▶ [Set problem] Write out every single entry exactly.

--- start of Material for the task ---

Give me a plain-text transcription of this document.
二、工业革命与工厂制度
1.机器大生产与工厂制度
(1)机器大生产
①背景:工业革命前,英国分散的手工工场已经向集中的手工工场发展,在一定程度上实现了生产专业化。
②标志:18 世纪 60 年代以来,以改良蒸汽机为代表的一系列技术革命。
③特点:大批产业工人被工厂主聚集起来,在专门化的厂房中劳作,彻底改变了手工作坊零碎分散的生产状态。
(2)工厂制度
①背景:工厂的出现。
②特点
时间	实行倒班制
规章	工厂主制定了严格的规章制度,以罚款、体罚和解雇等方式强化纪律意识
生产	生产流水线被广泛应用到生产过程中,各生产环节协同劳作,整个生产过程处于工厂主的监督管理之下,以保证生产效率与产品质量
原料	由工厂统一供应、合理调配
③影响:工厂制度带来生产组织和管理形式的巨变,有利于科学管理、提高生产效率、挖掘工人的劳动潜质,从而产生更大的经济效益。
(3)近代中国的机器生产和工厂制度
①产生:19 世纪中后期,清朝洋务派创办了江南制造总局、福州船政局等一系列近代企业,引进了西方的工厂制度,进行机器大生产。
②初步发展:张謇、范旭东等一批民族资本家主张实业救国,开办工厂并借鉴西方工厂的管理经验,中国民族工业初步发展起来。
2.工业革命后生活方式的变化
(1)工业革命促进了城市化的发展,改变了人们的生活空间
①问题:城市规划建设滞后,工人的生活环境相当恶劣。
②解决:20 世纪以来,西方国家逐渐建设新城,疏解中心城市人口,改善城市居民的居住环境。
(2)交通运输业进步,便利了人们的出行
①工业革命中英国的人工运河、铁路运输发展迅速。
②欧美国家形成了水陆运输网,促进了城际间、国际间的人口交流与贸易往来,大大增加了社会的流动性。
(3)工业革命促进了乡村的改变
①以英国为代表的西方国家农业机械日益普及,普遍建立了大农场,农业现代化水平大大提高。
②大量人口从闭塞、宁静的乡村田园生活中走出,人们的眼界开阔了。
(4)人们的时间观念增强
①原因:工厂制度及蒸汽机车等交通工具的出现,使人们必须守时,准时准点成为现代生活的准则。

--- end of Material for the task ---

▶ [Solution to the exercise]
Give me a plain-text transcription of this document.
二、工业革命与工厂制度
1.机器大生产与工厂制度
(1)机器大生产
①背景:工业革命前,英国分散的手工工场已经向集中的手工工场发展,在一定程度上实现了生产专业化。
②标志:18 世纪 60 年代以来,以改良蒸汽机为代表的一系列技术革命。
③特点:大批产业工人被工厂主聚集起来,在专门化的厂房中劳作,彻底改变了手工作坊零碎分散的生产状态。
(2)工厂制度
①背景:工厂的出现。
②特点
时间	实行倒班制
规章	工厂主制定了严格的规章制度,以罚款、体罚和解雇等方式强化纪律意识
生产	生产流水线被广泛应用到生产过程中,各生产环节协同劳作,整个生产过程处于工厂主的监督管理之下,以保证生产效率与产品质量
原料	由工厂统一供应、合理调配
③影响:工厂制度带来生产组织和管理形式的巨变,有利于科学管理、提高生产效率、挖掘工人的劳动潜质,从而产生更大的经济效益。
(3)近代中国的机器生产和工厂制度
①产生:19 世纪中后期,清朝洋务派创办了江南制造总局、福州船政局等一系列近代企业,引进了西方的工厂制度,进行机器大生产。
②初步发展:张謇、范旭东等一批民族资本家主张实业救国,开办工厂并借鉴西方工厂的管理经验,中国民族工业初步发展起来。
2.工业革命后生活方式的变化
(1)工业革命促进了城市化的发展,改变了人们的生活空间
①问题:城市规划建设滞后,工人的生活环境相当恶劣。
②解决:20 世纪以来,西方国家逐渐建设新城,疏解中心城市人口,改善城市居民的居住环境。
(2)交通运输业进步,便利了人们的出行
①工业革命中英国的人工运河、铁路运输发展迅速。
②欧美国家形成了水陆运输网,促进了城际间、国际间的人口交流与贸易往来,大大增加了社会的流动性。
(3)工业革命促进了乡村的改变
①以英国为代表的西方国家农业机械日益普及,普遍建立了大农场,农业现代化水平大大提高。
②大量人口从闭塞、宁静的乡村田园生活中走出,人们的眼界开阔了。
(4)人们的时间观念增强
①原因:工厂制度及蒸汽机车等交通工具的出现,使人们必须守时,准时准点成为现代生活的准则。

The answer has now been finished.